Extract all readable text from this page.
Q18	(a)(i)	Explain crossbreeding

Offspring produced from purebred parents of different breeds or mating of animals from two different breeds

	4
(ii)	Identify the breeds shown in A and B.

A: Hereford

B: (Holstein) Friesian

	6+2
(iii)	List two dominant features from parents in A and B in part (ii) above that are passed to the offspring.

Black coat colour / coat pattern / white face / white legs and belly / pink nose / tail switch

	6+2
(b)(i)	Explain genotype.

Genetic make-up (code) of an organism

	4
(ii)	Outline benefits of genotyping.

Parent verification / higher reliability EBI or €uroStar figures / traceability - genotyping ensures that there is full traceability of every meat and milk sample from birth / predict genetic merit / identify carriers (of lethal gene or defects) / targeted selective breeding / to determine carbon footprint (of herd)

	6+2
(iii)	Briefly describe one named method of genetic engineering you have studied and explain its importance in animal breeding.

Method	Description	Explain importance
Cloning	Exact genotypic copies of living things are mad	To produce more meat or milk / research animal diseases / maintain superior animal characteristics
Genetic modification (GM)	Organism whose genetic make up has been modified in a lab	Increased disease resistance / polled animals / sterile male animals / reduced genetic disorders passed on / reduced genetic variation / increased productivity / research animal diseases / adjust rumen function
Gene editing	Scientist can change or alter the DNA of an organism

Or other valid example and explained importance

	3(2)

**What this task involves**:
In how many lines of the records does the word "parents" occur? Reply with the number only.

**Solved problem**:
2